BRIEF: Go through the listing below and gather every line with the word "name".

*** MATERIAL ***

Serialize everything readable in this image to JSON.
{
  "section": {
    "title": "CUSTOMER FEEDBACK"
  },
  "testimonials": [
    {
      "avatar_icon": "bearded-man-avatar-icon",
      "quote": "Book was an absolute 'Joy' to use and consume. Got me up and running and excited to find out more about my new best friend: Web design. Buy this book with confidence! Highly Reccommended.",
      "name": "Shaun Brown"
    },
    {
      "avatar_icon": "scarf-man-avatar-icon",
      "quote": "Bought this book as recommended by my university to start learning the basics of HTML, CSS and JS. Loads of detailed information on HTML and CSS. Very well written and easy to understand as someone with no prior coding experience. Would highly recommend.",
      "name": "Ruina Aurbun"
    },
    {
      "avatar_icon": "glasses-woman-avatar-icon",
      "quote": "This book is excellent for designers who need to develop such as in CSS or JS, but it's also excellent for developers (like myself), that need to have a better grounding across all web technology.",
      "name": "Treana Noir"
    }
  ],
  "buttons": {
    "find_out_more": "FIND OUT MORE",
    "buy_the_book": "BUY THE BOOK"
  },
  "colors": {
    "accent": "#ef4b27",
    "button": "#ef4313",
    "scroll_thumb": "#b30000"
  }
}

***

THE REPLY:
      "name": "Shaun Brown"
      "name": "Ruina Aurbun"
      "name": "Treana Noir"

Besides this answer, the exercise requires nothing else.